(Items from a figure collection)

◆ ◆ ◆ ◆ ◆ ◆ ◆

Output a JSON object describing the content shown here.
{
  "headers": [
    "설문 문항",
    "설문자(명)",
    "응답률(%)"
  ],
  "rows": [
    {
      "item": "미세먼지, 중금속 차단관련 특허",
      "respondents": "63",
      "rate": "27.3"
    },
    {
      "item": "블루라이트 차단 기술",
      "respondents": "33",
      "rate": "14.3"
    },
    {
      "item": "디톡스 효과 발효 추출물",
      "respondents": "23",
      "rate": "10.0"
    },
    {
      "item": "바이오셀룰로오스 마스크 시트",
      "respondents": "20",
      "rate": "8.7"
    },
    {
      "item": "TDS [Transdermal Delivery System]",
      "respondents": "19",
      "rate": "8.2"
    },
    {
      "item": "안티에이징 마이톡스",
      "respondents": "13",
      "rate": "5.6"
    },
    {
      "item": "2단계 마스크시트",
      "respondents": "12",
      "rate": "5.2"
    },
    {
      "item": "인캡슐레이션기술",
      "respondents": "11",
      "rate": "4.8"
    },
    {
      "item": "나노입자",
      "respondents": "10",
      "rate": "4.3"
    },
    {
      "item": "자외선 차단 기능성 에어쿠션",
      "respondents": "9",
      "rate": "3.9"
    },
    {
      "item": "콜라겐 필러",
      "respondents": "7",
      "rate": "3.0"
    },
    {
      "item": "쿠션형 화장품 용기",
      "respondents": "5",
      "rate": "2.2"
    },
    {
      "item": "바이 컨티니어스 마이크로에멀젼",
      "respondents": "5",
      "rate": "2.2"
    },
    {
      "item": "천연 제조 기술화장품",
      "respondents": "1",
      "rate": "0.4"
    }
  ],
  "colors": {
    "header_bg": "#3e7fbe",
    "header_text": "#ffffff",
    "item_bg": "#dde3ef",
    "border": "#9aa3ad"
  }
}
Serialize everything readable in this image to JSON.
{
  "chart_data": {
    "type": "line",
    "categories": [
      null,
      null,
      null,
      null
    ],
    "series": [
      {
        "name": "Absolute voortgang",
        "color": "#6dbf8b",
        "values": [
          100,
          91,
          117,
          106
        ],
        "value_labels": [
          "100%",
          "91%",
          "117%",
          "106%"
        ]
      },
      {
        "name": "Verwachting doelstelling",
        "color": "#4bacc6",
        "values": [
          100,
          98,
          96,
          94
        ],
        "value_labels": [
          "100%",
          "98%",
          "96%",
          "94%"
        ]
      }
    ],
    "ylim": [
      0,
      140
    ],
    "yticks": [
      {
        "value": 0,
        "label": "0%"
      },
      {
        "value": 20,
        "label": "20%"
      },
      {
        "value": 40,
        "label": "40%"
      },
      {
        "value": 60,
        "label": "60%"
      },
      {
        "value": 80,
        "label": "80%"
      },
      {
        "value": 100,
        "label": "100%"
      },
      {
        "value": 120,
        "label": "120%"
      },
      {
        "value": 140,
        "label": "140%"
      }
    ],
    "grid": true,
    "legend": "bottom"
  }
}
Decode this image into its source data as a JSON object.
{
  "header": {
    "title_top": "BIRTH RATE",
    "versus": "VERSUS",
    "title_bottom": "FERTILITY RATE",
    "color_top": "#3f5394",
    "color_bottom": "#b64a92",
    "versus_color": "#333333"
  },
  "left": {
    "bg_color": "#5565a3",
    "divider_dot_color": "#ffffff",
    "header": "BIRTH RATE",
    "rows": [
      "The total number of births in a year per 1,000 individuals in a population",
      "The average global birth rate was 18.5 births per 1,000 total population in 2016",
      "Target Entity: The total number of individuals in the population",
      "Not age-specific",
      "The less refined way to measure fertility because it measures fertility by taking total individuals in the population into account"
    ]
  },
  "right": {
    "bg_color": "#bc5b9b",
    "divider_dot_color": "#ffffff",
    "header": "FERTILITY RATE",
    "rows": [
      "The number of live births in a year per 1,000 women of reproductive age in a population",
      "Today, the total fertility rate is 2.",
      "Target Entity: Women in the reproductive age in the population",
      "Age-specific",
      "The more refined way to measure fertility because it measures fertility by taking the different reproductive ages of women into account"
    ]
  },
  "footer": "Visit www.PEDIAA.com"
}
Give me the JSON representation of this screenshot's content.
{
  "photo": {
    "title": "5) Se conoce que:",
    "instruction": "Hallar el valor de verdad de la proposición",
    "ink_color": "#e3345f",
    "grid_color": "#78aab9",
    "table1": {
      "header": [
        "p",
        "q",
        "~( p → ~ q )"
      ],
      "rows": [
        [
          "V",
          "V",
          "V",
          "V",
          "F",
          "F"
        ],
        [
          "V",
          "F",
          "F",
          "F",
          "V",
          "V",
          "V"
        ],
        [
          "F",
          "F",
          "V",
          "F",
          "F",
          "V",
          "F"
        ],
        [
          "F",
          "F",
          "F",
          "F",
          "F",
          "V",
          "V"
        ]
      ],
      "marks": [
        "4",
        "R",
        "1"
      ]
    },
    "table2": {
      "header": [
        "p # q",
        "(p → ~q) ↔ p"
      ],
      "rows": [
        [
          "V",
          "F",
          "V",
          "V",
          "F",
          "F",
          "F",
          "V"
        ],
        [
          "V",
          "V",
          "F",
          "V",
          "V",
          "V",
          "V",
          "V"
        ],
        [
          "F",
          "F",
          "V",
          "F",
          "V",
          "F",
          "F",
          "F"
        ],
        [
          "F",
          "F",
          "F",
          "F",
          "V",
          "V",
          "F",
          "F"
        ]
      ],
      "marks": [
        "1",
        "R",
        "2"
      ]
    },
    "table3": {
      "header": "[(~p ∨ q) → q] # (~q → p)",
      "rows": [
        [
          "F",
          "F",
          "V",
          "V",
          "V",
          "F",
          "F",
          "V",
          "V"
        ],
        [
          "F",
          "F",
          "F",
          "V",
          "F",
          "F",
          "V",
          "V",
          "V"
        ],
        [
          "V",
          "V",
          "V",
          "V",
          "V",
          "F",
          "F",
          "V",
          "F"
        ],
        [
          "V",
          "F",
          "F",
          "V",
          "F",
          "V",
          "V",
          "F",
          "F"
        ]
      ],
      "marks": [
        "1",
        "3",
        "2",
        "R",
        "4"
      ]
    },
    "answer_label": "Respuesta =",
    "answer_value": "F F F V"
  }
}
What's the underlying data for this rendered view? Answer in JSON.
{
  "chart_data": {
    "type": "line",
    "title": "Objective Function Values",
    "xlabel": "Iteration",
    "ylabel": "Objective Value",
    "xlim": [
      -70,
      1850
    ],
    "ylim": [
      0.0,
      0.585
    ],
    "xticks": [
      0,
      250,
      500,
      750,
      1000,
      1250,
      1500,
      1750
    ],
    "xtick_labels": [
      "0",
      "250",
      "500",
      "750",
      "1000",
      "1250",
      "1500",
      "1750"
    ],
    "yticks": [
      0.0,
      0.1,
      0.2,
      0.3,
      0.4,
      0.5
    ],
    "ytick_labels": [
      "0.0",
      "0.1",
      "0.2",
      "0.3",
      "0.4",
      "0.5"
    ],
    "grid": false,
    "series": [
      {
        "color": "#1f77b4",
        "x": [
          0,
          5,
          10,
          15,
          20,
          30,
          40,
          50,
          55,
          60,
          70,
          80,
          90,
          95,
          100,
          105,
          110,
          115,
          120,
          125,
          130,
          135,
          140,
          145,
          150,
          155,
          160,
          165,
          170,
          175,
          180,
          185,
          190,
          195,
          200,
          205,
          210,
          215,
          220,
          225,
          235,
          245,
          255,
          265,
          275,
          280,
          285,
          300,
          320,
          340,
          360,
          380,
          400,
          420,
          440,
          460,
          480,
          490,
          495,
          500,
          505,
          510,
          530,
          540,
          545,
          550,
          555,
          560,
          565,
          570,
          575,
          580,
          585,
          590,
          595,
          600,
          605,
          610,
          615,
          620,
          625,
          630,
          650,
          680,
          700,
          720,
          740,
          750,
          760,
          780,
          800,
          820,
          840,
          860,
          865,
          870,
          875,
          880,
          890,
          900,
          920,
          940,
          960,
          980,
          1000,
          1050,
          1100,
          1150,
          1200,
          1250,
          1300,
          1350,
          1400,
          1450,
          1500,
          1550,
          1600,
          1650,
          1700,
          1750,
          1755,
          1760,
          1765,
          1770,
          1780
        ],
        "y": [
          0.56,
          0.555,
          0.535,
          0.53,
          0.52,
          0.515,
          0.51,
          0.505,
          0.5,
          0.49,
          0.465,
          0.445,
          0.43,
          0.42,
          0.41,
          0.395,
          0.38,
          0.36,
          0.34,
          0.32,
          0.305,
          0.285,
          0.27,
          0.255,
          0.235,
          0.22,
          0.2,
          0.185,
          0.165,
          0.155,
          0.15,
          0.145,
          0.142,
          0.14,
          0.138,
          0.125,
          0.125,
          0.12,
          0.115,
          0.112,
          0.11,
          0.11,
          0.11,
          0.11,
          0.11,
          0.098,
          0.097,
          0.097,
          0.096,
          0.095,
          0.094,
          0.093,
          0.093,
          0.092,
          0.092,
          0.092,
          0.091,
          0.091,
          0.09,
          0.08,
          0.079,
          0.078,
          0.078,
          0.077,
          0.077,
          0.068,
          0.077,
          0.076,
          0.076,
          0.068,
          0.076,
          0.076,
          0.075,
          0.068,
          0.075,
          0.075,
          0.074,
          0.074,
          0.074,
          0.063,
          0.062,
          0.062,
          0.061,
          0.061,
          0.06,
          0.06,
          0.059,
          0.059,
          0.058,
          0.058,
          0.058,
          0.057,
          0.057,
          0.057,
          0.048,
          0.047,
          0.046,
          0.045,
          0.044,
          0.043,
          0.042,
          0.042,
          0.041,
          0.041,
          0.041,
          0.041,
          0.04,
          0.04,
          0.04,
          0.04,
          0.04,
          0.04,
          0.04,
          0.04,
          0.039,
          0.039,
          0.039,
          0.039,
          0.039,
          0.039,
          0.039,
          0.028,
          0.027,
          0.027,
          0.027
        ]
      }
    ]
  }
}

◆ ◆ ◆ ◆ ◆ ◆ ◆

- **JOB**:
Gather each line in the entries above where the string "refined" is found.

- **EXERCISE SOLUTION**:
      "The less refined way to measure fertility because it measures fertility by taking total individuals in the population into account"
      "The more refined way to measure fertility because it measures fertility by taking the different reproductive ages of women into account"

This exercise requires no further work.